Required task
Repeat the listing in full, preserving every character.

Material supplied

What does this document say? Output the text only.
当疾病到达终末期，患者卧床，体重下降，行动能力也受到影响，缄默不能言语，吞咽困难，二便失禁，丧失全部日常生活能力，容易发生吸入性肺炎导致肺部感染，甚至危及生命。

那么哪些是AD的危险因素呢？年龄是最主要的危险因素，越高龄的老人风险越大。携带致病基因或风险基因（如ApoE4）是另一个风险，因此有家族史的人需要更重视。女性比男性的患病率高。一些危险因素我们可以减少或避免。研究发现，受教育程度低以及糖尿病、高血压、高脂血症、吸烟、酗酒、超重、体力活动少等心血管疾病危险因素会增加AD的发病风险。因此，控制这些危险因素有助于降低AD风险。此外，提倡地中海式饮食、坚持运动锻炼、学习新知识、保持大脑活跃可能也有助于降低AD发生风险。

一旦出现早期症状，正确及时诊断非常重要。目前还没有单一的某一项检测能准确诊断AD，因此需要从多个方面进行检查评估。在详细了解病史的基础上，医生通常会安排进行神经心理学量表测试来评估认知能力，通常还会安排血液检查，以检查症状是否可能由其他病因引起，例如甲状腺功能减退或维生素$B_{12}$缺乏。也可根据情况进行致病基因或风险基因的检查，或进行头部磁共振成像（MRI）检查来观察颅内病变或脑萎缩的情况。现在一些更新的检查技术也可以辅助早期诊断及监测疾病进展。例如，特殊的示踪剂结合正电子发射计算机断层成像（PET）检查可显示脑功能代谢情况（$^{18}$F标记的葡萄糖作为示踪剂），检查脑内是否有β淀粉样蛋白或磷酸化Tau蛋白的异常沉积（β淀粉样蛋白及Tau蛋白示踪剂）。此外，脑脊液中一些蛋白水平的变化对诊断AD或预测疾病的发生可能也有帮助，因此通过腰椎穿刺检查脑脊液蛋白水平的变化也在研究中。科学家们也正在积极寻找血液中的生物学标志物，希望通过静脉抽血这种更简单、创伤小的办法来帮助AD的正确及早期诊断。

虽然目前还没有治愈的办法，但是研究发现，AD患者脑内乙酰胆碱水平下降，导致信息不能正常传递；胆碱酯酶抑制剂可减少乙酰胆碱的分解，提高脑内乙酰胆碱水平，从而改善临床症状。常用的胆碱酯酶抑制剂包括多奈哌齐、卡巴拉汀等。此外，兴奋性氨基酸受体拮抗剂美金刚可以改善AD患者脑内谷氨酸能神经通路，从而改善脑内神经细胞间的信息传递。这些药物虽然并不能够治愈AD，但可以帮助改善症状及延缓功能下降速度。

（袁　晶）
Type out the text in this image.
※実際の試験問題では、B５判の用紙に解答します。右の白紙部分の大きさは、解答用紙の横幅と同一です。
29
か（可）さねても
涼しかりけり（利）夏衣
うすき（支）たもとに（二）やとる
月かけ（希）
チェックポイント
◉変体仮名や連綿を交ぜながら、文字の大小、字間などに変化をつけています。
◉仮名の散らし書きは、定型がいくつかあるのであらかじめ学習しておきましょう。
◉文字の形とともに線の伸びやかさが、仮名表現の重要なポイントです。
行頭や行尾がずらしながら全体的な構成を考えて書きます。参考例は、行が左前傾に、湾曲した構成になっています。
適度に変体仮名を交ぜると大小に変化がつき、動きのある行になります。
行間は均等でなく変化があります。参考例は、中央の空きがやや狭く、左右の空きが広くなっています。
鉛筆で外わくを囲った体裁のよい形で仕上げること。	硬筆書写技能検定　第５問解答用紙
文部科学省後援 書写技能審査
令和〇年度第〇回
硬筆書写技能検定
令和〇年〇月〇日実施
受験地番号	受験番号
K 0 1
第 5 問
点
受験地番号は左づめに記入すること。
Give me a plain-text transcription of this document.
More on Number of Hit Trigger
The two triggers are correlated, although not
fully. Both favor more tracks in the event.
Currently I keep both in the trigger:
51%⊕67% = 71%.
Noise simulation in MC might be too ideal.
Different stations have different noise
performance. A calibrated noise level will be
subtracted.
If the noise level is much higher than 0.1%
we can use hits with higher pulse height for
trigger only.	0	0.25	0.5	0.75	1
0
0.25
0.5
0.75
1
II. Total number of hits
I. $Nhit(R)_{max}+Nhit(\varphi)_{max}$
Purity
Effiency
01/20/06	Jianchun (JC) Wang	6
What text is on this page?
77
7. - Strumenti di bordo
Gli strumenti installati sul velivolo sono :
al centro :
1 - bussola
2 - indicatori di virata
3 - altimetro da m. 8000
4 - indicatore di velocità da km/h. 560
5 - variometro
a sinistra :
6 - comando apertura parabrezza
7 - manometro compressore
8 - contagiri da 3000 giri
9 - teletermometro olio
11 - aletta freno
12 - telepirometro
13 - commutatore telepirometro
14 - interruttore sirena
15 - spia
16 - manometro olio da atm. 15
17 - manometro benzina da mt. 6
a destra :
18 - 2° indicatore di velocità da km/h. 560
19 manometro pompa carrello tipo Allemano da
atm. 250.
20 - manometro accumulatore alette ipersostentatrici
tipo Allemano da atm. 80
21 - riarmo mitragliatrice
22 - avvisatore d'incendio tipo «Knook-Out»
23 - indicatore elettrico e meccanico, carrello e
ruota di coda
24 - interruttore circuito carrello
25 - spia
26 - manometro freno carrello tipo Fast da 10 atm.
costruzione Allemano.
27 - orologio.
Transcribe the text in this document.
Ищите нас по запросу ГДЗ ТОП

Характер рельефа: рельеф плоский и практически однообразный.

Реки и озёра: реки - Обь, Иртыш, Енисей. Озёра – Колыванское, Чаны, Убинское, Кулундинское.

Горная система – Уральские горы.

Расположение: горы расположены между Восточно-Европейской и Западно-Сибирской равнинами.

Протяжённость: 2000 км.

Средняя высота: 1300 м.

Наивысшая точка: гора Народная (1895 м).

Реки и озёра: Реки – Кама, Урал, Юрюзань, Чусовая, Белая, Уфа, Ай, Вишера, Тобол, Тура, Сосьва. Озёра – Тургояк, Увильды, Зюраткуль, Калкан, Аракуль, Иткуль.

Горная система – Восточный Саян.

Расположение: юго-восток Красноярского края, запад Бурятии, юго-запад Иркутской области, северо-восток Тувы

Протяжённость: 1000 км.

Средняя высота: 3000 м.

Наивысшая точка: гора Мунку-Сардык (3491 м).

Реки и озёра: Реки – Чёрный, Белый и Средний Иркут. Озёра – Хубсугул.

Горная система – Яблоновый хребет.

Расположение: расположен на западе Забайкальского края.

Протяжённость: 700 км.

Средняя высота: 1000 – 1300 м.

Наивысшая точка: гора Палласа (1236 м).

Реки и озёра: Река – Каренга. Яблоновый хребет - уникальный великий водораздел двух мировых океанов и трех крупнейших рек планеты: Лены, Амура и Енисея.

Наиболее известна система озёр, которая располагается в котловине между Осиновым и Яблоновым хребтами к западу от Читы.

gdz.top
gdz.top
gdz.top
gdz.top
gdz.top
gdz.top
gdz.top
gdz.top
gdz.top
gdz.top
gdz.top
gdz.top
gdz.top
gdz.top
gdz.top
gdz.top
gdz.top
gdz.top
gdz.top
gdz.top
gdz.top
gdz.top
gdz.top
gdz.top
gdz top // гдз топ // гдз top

Complete output
What does this document say? Output the text only.
当疾病到达终末期，患者卧床，体重下降，行动能力也受到影响，缄默不能言语，吞咽困难，二便失禁，丧失全部日常生活能力，容易发生吸入性肺炎导致肺部感染，甚至危及生命。

那么哪些是AD的危险因素呢？年龄是最主要的危险因素，越高龄的老人风险越大。携带致病基因或风险基因（如ApoE4）是另一个风险，因此有家族史的人需要更重视。女性比男性的患病率高。一些危险因素我们可以减少或避免。研究发现，受教育程度低以及糖尿病、高血压、高脂血症、吸烟、酗酒、超重、体力活动少等心血管疾病危险因素会增加AD的发病风险。因此，控制这些危险因素有助于降低AD风险。此外，提倡地中海式饮食、坚持运动锻炼、学习新知识、保持大脑活跃可能也有助于降低AD发生风险。

一旦出现早期症状，正确及时诊断非常重要。目前还没有单一的某一项检测能准确诊断AD，因此需要从多个方面进行检查评估。在详细了解病史的基础上，医生通常会安排进行神经心理学量表测试来评估认知能力，通常还会安排血液检查，以检查症状是否可能由其他病因引起，例如甲状腺功能减退或维生素$B_{12}$缺乏。也可根据情况进行致病基因或风险基因的检查，或进行头部磁共振成像（MRI）检查来观察颅内病变或脑萎缩的情况。现在一些更新的检查技术也可以辅助早期诊断及监测疾病进展。例如，特殊的示踪剂结合正电子发射计算机断层成像（PET）检查可显示脑功能代谢情况（$^{18}$F标记的葡萄糖作为示踪剂），检查脑内是否有β淀粉样蛋白或磷酸化Tau蛋白的异常沉积（β淀粉样蛋白及Tau蛋白示踪剂）。此外，脑脊液中一些蛋白水平的变化对诊断AD或预测疾病的发生可能也有帮助，因此通过腰椎穿刺检查脑脊液蛋白水平的变化也在研究中。科学家们也正在积极寻找血液中的生物学标志物，希望通过静脉抽血这种更简单、创伤小的办法来帮助AD的正确及早期诊断。

虽然目前还没有治愈的办法，但是研究发现，AD患者脑内乙酰胆碱水平下降，导致信息不能正常传递；胆碱酯酶抑制剂可减少乙酰胆碱的分解，提高脑内乙酰胆碱水平，从而改善临床症状。常用的胆碱酯酶抑制剂包括多奈哌齐、卡巴拉汀等。此外，兴奋性氨基酸受体拮抗剂美金刚可以改善AD患者脑内谷氨酸能神经通路，从而改善脑内神经细胞间的信息传递。这些药物虽然并不能够治愈AD，但可以帮助改善症状及延缓功能下降速度。

（袁　晶）
Type out the text in this image.
※実際の試験問題では、B５判の用紙に解答します。右の白紙部分の大きさは、解答用紙の横幅と同一です。
29
か（可）さねても
涼しかりけり（利）夏衣
うすき（支）たもとに（二）やとる
月かけ（希）
チェックポイント
◉変体仮名や連綿を交ぜながら、文字の大小、字間などに変化をつけています。
◉仮名の散らし書きは、定型がいくつかあるのであらかじめ学習しておきましょう。
◉文字の形とともに線の伸びやかさが、仮名表現の重要なポイントです。
行頭や行尾がずらしながら全体的な構成を考えて書きます。参考例は、行が左前傾に、湾曲した構成になっています。
適度に変体仮名を交ぜると大小に変化がつき、動きのある行になります。
行間は均等でなく変化があります。参考例は、中央の空きがやや狭く、左右の空きが広くなっています。
鉛筆で外わくを囲った体裁のよい形で仕上げること。	硬筆書写技能検定　第５問解答用紙
文部科学省後援 書写技能審査
令和〇年度第〇回
硬筆書写技能検定
令和〇年〇月〇日実施
受験地番号	受験番号
K 0 1
第 5 問
点
受験地番号は左づめに記入すること。
Give me a plain-text transcription of this document.
More on Number of Hit Trigger
The two triggers are correlated, although not
fully. Both favor more tracks in the event.
Currently I keep both in the trigger:
51%⊕67% = 71%.
Noise simulation in MC might be too ideal.
Different stations have different noise
performance. A calibrated noise level will be
subtracted.
If the noise level is much higher than 0.1%
we can use hits with higher pulse height for
trigger only.	0	0.25	0.5	0.75	1
0
0.25
0.5
0.75
1
II. Total number of hits
I. $Nhit(R)_{max}+Nhit(\varphi)_{max}$
Purity
Effiency
01/20/06	Jianchun (JC) Wang	6
What text is on this page?
77
7. - Strumenti di bordo
Gli strumenti installati sul velivolo sono :
al centro :
1 - bussola
2 - indicatori di virata
3 - altimetro da m. 8000
4 - indicatore di velocità da km/h. 560
5 - variometro
a sinistra :
6 - comando apertura parabrezza
7 - manometro compressore
8 - contagiri da 3000 giri
9 - teletermometro olio
11 - aletta freno
12 - telepirometro
13 - commutatore telepirometro
14 - interruttore sirena
15 - spia
16 - manometro olio da atm. 15
17 - manometro benzina da mt. 6
a destra :
18 - 2° indicatore di velocità da km/h. 560
19 manometro pompa carrello tipo Allemano da
atm. 250.
20 - manometro accumulatore alette ipersostentatrici
tipo Allemano da atm. 80
21 - riarmo mitragliatrice
22 - avvisatore d'incendio tipo «Knook-Out»
23 - indicatore elettrico e meccanico, carrello e
ruota di coda
24 - interruttore circuito carrello
25 - spia
26 - manometro freno carrello tipo Fast da 10 atm.
costruzione Allemano.
27 - orologio.
Transcribe the text in this document.
Ищите нас по запросу ГДЗ ТОП

Характер рельефа: рельеф плоский и практически однообразный.

Реки и озёра: реки - Обь, Иртыш, Енисей. Озёра – Колыванское, Чаны, Убинское, Кулундинское.

Горная система – Уральские горы.

Расположение: горы расположены между Восточно-Европейской и Западно-Сибирской равнинами.

Протяжённость: 2000 км.

Средняя высота: 1300 м.

Наивысшая точка: гора Народная (1895 м).

Реки и озёра: Реки – Кама, Урал, Юрюзань, Чусовая, Белая, Уфа, Ай, Вишера, Тобол, Тура, Сосьва. Озёра – Тургояк, Увильды, Зюраткуль, Калкан, Аракуль, Иткуль.

Горная система – Восточный Саян.

Расположение: юго-восток Красноярского края, запад Бурятии, юго-запад Иркутской области, северо-восток Тувы

Протяжённость: 1000 км.

Средняя высота: 3000 м.

Наивысшая точка: гора Мунку-Сардык (3491 м).

Реки и озёра: Реки – Чёрный, Белый и Средний Иркут. Озёра – Хубсугул.

Горная система – Яблоновый хребет.

Расположение: расположен на западе Забайкальского края.

Протяжённость: 700 км.

Средняя высота: 1000 – 1300 м.

Наивысшая точка: гора Палласа (1236 м).

Реки и озёра: Река – Каренга. Яблоновый хребет - уникальный великий водораздел двух мировых океанов и трех крупнейших рек планеты: Лены, Амура и Енисея.

Наиболее известна система озёр, которая располагается в котловине между Осиновым и Яблоновым хребтами к западу от Читы.

gdz.top
gdz.top
gdz.top
gdz.top
gdz.top
gdz.top
gdz.top
gdz.top
gdz.top
gdz.top
gdz.top
gdz.top
gdz.top
gdz.top
gdz.top
gdz.top
gdz.top
gdz.top
gdz.top
gdz.top
gdz.top
gdz.top
gdz.top
gdz.top
gdz top // гдз топ // гдз top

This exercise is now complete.